=== EXERCISE OBJECTIVE ===
Extract each line holding the word "name" from the entries.

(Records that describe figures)
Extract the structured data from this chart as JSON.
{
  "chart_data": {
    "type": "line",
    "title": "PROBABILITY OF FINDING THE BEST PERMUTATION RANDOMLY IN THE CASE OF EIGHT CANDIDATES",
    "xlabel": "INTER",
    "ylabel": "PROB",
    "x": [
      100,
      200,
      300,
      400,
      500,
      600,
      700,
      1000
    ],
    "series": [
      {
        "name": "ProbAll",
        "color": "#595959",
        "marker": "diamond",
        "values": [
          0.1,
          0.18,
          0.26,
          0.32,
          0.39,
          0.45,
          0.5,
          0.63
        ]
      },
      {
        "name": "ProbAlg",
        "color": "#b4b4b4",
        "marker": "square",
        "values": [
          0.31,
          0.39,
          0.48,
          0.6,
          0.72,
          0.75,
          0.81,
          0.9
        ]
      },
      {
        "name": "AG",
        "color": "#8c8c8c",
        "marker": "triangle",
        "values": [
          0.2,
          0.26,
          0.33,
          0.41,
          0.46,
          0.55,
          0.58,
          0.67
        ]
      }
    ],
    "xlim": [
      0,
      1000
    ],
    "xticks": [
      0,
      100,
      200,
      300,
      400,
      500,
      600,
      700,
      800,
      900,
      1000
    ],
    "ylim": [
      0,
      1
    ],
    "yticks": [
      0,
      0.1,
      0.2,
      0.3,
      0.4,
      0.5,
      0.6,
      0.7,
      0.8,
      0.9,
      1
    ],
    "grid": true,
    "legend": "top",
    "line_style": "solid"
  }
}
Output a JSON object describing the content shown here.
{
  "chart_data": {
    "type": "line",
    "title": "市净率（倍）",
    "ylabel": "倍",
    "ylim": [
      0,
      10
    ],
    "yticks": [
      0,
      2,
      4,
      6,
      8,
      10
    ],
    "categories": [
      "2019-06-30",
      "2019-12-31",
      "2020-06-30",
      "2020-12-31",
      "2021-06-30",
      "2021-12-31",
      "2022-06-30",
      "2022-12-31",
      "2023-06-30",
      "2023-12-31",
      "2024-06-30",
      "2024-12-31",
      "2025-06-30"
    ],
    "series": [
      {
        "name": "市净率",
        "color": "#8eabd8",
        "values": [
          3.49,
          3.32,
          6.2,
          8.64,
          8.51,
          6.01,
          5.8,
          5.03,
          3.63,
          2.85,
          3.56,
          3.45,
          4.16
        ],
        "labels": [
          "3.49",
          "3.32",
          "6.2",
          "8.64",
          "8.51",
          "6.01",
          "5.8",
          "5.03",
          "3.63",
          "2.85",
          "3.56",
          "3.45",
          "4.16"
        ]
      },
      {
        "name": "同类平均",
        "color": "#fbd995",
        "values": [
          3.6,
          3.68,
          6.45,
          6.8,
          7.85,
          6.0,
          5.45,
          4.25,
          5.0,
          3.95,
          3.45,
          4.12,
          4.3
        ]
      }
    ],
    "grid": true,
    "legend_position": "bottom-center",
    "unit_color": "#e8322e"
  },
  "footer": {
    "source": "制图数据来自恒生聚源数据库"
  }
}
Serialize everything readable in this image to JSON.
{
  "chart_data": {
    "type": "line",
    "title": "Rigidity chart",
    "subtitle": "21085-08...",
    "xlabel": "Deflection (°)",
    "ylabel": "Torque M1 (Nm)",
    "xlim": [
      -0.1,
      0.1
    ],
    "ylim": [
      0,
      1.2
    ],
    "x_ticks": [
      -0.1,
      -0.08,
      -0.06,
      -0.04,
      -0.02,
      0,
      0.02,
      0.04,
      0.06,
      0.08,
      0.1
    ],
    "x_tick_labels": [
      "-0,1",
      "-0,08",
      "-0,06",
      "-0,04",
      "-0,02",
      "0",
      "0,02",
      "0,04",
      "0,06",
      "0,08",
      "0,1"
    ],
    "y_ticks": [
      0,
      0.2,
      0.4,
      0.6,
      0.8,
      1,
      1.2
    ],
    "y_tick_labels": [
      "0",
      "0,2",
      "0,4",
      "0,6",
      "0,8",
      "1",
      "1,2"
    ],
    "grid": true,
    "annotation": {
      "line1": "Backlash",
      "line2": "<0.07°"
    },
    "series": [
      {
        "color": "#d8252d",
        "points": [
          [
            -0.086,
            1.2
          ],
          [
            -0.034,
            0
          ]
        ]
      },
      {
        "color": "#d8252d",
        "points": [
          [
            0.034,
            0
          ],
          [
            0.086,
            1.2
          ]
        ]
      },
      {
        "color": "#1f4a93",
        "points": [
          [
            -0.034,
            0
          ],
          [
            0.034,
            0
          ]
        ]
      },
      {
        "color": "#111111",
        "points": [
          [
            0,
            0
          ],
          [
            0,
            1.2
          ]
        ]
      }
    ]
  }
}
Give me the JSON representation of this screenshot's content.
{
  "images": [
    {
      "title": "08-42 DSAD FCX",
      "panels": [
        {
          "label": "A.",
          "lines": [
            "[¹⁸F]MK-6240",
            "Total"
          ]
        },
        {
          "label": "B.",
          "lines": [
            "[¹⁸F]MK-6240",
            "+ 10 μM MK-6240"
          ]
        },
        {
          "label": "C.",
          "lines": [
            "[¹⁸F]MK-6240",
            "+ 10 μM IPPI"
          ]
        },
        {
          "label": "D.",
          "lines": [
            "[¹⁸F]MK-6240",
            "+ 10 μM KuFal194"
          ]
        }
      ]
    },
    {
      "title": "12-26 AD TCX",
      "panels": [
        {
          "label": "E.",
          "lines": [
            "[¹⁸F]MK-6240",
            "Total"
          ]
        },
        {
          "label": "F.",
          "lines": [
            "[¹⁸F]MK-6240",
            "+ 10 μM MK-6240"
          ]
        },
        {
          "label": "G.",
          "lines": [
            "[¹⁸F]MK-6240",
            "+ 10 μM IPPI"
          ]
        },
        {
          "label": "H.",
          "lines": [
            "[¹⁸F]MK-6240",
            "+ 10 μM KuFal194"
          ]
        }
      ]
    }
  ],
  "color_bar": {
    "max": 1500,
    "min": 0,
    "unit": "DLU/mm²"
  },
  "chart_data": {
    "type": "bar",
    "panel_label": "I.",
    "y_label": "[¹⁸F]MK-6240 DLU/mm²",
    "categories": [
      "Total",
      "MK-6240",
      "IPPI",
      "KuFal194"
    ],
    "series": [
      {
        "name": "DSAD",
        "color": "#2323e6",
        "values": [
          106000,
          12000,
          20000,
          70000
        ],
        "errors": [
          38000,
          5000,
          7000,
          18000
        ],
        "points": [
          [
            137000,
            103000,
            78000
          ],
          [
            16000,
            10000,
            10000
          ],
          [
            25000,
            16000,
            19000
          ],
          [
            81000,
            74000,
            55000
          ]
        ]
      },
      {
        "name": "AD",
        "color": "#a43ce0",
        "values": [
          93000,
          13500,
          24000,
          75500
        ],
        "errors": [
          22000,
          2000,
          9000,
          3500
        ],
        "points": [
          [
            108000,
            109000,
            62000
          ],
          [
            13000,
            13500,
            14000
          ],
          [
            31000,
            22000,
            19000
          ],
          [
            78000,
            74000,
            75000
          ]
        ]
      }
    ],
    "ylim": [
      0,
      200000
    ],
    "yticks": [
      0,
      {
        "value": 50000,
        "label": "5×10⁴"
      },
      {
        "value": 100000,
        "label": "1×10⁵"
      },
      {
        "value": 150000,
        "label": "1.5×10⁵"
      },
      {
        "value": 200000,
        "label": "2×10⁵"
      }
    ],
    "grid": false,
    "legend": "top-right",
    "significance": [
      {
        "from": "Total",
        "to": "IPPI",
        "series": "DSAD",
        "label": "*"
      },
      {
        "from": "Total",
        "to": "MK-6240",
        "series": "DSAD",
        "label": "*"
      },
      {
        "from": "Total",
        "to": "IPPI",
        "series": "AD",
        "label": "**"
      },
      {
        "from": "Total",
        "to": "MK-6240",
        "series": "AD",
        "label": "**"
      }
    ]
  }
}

=== EXPECTED ANSWER ===
        "name": "ProbAll",
        "name": "ProbAlg",
        "name": "AG",
        "name": "市净率",
        "name": "同类平均",
        "name": "DSAD",
        "name": "AD",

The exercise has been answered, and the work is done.